● EXERCISE DETAILS
Can you carry on the passage about Colorado's involuntary mental health holds, picking up right after its final sentence?

● DOCUMENT PASSAGE
^^^^^^^^^^^^^^^^

Colorado, along with most other states, sets a high bar for when someone can be held involuntarily for mental health reasons. To be eligible, a person must be an imminent danger to themselves or others or so gravely disabled by mental illness that they cannot feed or care for themselves. Only a law enforcement officer or a licensed medical or mental health professional can make the decision to place someone on a hold. A family member cannot.
Recent changes to the law have created better definitions around the risk to others — the law requires “evidence of recent homicidal or other violent behavior by the person in question” or a concern that people might be harmed, “as evidenced by a recent overt act, attempt, or threat to do serious physical harm by the person in question.” The law in Wyoming, where Riehl lived for a time, uses similar language.
But Moe Keller, the vice president of public policy and strategic initiatives at Mental Health Colorado, said the definition of “imminent” is still up to interpretation in Colorado. Does it require someone to say they plan to shoot someone? To actually have a gun? To be holding that gun?
“As a result, every law enforcement agency around makes their best judgment call on what is imminent,” she said.
Last fiscal year, 37,771 people were placed on mental health holds in Colorado, said Camille Harding, the head of Community Behavioral Health at Colorado’s Department of Human Services. Some people were placed on more than one, meaning there were a total of 52,661 involuntary 72-hour holds, and that may actually understate the true count.
Harding said those numbers are only from facilities designated to accept someone experiencing a mental health emergency — mostly large hospitals and mental health clinics. But new reporting requirements aim to get a broader picture by including currently unreported people who are taken to freestanding emergency rooms or other such facilities.
In the 2016 fiscal year, 34,948 people were placed on a total of 39,271 involuntary holds.
The vast majority of people placed on a hold are not violent toward others, but are instead suicidal, Harding said.

^^^^^^^^^^^^^^^^

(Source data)
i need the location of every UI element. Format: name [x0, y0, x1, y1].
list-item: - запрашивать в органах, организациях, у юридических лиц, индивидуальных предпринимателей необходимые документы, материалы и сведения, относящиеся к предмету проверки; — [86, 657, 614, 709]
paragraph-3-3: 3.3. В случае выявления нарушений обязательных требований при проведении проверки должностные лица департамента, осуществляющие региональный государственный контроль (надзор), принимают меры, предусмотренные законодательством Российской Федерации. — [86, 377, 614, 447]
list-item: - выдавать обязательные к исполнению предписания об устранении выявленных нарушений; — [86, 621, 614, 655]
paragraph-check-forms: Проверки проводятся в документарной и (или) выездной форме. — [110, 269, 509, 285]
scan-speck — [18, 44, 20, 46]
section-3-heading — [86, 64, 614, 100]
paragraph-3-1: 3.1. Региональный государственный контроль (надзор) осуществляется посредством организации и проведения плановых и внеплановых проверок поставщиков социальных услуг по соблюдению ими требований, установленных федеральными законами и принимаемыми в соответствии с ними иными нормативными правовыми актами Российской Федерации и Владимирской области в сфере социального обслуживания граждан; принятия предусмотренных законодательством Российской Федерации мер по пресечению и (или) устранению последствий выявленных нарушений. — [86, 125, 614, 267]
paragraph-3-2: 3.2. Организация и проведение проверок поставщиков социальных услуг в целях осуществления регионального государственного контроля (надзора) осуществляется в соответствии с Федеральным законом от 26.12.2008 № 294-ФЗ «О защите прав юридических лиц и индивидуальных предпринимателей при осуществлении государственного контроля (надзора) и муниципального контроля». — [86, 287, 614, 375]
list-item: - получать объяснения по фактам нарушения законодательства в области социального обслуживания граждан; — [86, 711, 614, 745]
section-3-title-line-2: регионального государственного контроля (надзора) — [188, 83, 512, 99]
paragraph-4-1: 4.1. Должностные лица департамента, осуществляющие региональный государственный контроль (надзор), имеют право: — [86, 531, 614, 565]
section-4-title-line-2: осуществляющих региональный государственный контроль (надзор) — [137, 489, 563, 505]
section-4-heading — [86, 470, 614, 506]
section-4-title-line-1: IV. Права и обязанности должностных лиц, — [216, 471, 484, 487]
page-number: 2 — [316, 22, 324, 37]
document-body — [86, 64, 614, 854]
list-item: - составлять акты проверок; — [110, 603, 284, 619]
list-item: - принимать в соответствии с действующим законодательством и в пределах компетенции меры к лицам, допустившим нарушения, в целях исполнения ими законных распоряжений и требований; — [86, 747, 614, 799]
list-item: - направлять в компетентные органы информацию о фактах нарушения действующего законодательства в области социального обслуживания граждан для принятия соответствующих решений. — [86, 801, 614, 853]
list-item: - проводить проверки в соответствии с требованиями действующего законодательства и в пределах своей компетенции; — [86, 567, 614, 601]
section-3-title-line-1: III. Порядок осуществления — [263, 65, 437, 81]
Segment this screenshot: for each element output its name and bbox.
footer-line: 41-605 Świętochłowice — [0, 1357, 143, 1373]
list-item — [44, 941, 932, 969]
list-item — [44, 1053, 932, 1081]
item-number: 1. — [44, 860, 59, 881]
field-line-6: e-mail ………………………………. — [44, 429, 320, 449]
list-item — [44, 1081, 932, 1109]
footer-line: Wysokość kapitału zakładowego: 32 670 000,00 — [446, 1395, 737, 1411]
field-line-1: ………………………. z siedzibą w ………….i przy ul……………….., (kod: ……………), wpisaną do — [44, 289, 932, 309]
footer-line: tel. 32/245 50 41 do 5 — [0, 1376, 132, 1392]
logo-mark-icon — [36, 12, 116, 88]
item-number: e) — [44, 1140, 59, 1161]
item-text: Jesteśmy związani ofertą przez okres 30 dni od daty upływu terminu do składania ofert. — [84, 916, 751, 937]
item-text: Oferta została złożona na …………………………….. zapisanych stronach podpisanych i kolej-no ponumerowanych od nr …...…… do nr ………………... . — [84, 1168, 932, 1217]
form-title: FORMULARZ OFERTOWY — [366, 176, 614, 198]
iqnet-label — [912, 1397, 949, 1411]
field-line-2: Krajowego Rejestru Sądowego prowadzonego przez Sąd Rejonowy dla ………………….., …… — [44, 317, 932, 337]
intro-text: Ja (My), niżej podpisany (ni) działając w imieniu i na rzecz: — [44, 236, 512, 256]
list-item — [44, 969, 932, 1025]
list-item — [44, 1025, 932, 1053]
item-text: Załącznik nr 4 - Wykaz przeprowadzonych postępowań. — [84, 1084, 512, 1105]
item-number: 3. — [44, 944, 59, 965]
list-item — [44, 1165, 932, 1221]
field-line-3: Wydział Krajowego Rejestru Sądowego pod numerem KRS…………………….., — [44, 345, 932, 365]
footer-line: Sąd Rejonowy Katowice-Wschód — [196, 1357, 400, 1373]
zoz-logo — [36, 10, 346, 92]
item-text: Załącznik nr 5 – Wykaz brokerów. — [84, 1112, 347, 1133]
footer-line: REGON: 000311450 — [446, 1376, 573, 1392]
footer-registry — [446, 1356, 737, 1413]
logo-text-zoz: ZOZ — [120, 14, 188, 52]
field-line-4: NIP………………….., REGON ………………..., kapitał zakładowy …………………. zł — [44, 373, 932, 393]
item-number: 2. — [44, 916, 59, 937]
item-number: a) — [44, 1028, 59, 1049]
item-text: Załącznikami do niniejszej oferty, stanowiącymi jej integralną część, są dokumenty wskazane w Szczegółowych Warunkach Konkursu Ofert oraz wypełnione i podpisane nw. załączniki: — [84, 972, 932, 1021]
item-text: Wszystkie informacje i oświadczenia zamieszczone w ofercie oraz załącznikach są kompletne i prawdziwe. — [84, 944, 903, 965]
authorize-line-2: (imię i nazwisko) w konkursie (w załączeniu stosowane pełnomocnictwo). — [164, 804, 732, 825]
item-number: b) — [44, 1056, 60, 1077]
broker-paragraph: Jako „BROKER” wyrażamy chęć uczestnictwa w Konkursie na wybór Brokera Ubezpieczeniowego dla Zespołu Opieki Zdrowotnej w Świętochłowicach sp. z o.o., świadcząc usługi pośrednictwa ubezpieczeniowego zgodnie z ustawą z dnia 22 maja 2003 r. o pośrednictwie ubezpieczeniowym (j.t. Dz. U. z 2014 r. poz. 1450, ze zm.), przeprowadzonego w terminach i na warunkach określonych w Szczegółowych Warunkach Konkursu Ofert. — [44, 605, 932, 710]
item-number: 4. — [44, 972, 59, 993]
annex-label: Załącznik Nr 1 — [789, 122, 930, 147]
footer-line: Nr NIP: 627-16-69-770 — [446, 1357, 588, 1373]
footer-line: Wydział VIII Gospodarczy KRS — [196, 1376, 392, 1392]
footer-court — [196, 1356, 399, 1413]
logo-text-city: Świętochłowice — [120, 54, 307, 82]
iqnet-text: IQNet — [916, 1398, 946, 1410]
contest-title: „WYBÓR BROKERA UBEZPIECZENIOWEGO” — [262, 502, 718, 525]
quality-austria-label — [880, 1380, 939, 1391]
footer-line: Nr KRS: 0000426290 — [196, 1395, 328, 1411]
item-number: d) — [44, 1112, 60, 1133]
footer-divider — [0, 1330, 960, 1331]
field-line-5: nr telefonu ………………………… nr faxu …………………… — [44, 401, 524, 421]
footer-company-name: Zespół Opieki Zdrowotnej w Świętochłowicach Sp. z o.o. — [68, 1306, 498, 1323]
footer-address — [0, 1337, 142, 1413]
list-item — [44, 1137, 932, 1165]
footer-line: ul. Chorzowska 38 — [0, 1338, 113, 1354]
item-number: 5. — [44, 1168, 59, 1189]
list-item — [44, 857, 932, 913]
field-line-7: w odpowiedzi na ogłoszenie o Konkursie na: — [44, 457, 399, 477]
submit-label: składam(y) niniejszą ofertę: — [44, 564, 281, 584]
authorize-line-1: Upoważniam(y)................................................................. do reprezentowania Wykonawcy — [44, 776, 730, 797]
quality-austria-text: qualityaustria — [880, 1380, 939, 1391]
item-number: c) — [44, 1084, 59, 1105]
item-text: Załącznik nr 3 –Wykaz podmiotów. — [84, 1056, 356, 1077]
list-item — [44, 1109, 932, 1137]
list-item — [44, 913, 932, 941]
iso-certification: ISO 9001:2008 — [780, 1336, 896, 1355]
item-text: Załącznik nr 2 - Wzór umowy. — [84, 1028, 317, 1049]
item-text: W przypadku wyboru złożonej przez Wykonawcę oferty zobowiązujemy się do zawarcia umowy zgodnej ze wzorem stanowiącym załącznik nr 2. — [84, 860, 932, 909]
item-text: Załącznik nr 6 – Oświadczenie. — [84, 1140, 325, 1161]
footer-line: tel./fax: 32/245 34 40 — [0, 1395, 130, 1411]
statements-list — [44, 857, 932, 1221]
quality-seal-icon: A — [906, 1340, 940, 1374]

^^^^^^^^^^^^^^^^

● RESULT
And mental health holds are really a last resort. Both mental health advocates and those concerned about civil liberties have cautioned against expanding them.
“Having a mental illness is not against the law,” Keller said. “It’s not a crime. So the great majority of people who have a mental illness do not deserve to be picked up by the police.”
The real cure for the problem, say both mental health workers and law enforcement, is greater access to early treatment.
Chris Johnson, the former sheriff of Otero County who is now the executive director of the County Sheriffs of Colorado association, said the state in recent years has been 2,500 beds short of where it needs to be in order to treat the mentally ill in facilities across the state. A recent report by Mental Health America ranked Colorado 43rd in the nation for treating mental illness.
A law passed last year made millions of dollars available to expand access in rural areas. Millions more were provided to expand training for law enforcement and pair up mental health responders with beat cops.
Johnson said he is optimistic those changes will help. But the overall challenge still remains enormous.
“The mental health hold system had nothing to do with that,” he said of the shooting. “I think what we suffer from in this state and across the rest of the country is the severe lack of the resources for people with mental health crises.”